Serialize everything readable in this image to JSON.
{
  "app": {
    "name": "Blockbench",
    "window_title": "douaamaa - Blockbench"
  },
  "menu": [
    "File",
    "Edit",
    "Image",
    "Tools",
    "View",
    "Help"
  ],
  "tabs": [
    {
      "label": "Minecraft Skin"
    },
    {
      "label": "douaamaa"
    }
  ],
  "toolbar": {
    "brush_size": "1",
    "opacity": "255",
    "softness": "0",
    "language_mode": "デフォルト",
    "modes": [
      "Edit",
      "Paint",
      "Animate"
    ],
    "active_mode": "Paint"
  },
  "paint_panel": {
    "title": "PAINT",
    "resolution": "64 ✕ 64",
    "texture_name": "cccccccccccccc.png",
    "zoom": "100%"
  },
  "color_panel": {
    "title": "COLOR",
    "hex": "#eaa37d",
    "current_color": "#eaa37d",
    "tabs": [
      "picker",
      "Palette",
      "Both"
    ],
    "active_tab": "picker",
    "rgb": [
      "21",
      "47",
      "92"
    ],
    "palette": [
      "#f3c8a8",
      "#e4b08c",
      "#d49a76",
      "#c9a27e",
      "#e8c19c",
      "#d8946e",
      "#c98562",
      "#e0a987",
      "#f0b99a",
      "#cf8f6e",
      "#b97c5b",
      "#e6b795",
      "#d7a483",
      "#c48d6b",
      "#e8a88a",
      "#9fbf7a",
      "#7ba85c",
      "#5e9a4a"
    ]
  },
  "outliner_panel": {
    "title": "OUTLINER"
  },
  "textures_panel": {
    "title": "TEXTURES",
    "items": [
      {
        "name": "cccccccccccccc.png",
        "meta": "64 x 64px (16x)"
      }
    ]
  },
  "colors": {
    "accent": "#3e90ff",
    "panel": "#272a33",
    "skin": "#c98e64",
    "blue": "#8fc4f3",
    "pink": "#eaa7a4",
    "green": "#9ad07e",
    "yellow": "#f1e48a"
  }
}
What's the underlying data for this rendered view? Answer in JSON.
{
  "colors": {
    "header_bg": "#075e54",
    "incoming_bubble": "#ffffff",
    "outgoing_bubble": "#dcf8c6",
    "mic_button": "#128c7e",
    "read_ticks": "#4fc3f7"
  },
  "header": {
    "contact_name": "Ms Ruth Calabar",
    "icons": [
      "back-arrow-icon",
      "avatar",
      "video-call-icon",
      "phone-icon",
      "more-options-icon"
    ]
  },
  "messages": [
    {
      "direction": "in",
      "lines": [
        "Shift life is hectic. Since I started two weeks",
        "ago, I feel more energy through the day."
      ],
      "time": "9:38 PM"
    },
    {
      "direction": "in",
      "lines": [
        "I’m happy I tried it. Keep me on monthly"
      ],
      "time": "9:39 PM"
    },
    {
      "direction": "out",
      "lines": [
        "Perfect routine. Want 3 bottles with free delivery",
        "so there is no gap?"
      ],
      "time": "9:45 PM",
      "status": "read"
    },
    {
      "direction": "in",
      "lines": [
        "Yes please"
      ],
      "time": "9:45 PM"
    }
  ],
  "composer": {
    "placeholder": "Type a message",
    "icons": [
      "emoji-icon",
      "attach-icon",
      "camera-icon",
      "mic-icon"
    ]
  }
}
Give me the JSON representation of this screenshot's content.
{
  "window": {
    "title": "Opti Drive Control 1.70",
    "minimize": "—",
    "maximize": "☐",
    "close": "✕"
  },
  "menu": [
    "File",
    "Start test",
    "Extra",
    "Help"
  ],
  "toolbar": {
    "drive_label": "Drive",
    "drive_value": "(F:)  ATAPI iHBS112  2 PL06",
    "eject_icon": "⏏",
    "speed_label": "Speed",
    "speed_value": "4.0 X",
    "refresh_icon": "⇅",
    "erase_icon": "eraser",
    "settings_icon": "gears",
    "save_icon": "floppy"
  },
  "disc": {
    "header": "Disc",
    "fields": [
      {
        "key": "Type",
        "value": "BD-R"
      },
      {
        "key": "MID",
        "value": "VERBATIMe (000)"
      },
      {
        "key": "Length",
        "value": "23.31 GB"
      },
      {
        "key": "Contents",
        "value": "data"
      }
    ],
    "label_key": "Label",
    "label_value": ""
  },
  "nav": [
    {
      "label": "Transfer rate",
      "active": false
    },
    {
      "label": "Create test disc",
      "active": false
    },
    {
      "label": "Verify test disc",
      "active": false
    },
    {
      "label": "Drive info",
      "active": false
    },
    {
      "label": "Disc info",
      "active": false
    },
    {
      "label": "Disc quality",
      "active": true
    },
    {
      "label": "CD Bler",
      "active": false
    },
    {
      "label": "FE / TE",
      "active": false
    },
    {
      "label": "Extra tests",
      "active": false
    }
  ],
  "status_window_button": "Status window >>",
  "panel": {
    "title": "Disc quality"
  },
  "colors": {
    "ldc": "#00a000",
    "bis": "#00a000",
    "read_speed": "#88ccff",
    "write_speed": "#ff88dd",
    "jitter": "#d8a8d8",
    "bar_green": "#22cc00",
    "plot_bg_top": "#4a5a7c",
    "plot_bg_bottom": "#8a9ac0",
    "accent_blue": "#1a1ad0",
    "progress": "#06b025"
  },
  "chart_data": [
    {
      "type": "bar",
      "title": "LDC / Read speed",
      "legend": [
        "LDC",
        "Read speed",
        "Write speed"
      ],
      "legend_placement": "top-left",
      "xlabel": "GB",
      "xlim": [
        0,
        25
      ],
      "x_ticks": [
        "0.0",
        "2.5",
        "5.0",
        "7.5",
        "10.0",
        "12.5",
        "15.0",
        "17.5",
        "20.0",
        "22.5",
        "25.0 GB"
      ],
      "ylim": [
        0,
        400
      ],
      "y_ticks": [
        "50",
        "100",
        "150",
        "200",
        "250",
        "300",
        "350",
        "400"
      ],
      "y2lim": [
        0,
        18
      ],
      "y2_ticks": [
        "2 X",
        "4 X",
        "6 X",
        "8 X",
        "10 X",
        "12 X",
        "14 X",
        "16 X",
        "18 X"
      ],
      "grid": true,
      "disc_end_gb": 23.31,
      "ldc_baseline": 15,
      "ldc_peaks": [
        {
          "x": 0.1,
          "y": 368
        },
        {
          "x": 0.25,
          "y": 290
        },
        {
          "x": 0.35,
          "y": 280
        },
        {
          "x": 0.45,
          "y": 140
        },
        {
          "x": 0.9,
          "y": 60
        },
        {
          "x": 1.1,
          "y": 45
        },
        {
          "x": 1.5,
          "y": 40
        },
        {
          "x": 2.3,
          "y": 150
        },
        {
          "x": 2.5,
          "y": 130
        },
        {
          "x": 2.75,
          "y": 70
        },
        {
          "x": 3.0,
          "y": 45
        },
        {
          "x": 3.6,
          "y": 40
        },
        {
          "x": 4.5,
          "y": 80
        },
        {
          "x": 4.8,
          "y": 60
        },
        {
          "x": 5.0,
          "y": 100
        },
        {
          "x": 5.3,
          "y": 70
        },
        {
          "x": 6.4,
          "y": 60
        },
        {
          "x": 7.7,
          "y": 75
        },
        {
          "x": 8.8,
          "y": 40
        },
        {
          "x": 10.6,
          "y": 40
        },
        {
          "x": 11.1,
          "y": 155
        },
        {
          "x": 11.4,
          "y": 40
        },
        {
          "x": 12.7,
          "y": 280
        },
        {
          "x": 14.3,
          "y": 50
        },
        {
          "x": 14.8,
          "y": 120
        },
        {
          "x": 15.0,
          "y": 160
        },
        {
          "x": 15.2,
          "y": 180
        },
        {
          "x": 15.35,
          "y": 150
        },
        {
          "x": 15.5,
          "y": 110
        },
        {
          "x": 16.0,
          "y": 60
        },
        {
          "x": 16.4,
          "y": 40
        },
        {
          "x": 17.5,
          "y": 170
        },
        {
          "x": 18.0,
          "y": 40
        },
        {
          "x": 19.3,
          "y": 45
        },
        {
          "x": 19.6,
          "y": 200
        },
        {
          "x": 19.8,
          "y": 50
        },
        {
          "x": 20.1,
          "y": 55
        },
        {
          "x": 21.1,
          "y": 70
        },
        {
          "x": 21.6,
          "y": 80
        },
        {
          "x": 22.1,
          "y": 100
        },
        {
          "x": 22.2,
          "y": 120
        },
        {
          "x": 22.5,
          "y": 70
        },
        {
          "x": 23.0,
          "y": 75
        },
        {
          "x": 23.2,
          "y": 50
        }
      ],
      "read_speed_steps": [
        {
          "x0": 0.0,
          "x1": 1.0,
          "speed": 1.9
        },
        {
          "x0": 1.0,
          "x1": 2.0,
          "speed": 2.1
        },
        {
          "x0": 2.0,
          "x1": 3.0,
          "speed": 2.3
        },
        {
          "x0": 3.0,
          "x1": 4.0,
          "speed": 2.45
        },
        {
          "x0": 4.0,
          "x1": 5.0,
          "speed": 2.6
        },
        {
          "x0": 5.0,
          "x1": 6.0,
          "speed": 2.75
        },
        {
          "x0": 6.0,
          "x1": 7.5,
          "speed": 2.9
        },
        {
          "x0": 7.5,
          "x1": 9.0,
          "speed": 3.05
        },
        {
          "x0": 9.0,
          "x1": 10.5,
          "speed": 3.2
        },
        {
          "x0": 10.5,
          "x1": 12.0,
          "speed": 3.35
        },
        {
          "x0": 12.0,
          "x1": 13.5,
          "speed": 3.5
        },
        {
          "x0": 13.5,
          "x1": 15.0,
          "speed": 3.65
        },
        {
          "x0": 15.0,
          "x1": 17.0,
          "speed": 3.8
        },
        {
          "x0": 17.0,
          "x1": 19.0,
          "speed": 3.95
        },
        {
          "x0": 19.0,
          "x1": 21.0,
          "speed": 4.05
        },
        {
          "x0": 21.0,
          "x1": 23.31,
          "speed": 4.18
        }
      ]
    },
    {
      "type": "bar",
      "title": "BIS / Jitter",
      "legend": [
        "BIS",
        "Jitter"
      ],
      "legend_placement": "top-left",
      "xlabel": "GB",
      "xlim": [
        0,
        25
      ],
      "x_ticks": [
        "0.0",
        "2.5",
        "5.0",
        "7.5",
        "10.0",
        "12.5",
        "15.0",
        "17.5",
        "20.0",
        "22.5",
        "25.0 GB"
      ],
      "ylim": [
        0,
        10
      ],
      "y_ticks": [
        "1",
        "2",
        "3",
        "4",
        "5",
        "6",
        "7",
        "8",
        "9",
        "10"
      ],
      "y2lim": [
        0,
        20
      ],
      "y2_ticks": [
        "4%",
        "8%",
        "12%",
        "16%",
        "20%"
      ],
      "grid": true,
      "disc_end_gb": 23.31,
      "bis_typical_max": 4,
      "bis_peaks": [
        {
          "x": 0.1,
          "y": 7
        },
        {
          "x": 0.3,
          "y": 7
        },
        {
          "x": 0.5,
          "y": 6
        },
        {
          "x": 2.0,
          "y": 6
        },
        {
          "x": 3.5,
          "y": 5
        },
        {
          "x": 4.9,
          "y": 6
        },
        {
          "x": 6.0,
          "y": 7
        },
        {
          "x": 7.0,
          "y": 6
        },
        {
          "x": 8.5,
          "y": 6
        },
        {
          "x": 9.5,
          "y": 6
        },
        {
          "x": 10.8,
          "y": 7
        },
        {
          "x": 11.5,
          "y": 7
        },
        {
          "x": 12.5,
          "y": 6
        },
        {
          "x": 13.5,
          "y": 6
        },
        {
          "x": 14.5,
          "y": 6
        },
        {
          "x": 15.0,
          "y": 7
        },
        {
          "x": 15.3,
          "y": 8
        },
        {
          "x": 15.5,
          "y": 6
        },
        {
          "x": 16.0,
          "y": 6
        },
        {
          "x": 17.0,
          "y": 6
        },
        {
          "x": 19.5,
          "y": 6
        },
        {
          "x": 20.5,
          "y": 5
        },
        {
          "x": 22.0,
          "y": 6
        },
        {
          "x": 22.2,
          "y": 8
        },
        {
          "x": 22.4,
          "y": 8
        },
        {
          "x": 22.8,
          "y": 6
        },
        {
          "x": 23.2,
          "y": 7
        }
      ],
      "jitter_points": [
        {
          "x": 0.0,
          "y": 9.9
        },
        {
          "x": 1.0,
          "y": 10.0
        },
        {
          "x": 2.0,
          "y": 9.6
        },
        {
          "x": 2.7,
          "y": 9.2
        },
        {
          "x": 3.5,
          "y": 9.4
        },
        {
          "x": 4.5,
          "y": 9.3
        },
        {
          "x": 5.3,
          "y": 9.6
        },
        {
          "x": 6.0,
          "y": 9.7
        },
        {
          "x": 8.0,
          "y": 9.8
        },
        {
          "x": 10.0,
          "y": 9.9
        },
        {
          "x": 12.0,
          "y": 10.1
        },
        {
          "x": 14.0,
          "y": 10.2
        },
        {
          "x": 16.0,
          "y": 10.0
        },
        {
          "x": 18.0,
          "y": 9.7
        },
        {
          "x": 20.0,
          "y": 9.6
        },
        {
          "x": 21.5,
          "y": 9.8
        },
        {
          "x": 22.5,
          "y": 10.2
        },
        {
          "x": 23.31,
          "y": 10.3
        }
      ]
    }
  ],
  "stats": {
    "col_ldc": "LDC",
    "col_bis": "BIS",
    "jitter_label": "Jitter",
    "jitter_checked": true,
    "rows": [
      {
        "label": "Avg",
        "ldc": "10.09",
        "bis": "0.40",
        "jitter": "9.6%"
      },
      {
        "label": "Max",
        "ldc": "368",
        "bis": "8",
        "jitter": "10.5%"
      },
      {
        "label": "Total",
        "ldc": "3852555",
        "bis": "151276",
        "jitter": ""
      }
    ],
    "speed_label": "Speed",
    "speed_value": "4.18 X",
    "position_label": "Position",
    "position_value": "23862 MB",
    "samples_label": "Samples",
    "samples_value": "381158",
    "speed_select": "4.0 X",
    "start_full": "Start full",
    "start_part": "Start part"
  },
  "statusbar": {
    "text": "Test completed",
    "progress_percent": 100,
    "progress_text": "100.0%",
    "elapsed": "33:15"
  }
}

════

Search the records for the word "douaamaa". Copy every line that has it.

### Finished answer
    "window_title": "douaamaa - Blockbench"
      "label": "douaamaa"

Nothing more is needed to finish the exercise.